[Opening Source document section]

Business NEWS
Why Ford and GM wants to sell Volvo and Saab brands?
By Amarendra Bhushan for CEOWORLD Magazine Updated:January 12, 2009
In my entire life I’ve never known a person who bought or drove a Saab. Scratch that, there was a dude in 1986 who had a 900 convertible. Saab has nothing of value for anyone, including GM. They need to close it already and be done with it. Saab’s time has come and gone.
I’m stunned Saab still exists in the US. Who is buying them?
I have a friend who is a Saab enthusiast. I asked him the burning question of “Why Saab?”
“Because you don’t see a lot of them around. They’re unique,” was his response.
GM has polluted the Saab gene pool so much that anybody attempting to purchase it would either have to come up with new products from scratch, or purchase platform components from GM. Which sounds like a lose-lose situation to me. Sweden sold out, this is the result. With Volvo in a similar situation, courtesy of Ford, there isn’t much Swedish ingenuity left.
It is pathetic, that GM Bob Lutz can even say that the brand is not working. “Well Hello” haven’t spent any major upgrade money in the past 10 years, try to sell old products with just small pennies. What do they expect? Ok they might have spent a bit of money in the past few years to bring in new models but its too little too late.

[Closing Source document section]

• Activity A
In the Saab and Volvo article, what reason does the Saab enthusiast friend give for choosing a Saab?
• Activity B
Write the next paragraph of the article on why Ford and GM want to sell Volvo and Saab.
The data comes from a separate source and has no connection to the article about Saab and Volvo.

[Opening Dataset extract section]

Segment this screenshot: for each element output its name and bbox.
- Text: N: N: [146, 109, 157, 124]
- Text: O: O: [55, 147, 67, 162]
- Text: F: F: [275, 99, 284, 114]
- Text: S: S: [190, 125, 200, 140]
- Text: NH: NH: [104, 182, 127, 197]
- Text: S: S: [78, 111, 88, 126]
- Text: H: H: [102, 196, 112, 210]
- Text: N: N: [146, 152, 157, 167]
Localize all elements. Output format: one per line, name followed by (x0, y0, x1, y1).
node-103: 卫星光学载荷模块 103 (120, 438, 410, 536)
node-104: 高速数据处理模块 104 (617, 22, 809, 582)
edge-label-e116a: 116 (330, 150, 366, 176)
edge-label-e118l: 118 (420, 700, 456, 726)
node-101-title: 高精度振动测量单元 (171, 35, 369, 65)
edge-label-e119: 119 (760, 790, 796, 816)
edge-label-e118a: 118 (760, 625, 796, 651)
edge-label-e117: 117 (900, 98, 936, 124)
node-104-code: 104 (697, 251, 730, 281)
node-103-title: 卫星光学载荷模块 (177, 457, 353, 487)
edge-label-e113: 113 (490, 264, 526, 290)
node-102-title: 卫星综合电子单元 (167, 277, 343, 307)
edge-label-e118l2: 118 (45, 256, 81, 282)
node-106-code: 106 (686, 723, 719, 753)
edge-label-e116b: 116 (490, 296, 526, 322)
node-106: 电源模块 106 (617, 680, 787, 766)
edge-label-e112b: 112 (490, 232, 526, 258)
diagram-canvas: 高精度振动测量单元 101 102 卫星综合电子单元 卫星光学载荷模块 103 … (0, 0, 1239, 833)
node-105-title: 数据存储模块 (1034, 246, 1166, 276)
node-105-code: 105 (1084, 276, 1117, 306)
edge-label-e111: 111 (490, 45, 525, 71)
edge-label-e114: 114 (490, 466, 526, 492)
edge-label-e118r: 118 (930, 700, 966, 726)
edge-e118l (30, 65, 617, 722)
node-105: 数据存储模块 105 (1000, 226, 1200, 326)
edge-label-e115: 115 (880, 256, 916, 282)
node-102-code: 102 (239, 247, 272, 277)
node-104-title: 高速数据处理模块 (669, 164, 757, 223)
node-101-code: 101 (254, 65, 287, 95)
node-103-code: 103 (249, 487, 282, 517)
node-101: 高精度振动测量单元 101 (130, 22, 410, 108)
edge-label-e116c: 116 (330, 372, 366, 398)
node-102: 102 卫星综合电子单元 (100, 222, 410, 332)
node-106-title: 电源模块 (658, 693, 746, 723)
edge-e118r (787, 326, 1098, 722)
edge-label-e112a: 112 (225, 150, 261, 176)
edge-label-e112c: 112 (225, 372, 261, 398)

[Closing Dataset extract section]

• Written reply A
He said it was because you don't see a lot of them around and they're unique.

• Written reply B
Sweden’s government has ruled out buying stakes in Volvo or Saab, but has offered credit guarantees of up to $3.1 billion to its struggling auto industry. Ford Chief Executive Alan Mulally, speaking on the sidelines of the Detroit auto show, said Ford had been in talks with several potential bidders for its luxury Volvo brand. Whereas GM Chief Executive Rick Wagoner, meanwhile, told reporters that GM was also still seeking a buyer for Saab.
- Volvo is the last remaining brand from Ford’s former premium auto group.
- Last year, Ford sold its luxury Jaguar and Land Rover brands to India’s Tata.
- Ford sold about two-thirds of its stake in Japanese automaker Mazda Motor Corp for around $538 million in November.
- GM has already secured a $13.4 billion bailout loan from the government.
- Plans for the sale of the Saab unit are “moving along,” and GM has found interested parties, Wagoner said
- According to a report from Automotive News, “GM has found no interested buyers for Saab.”
- Saab sold just 21,368 cars in the US during 2008, down from an all-time best of 48,181 set three years before
- GM purchased half the Saab in 1989. GM later acquired the whole in 1999.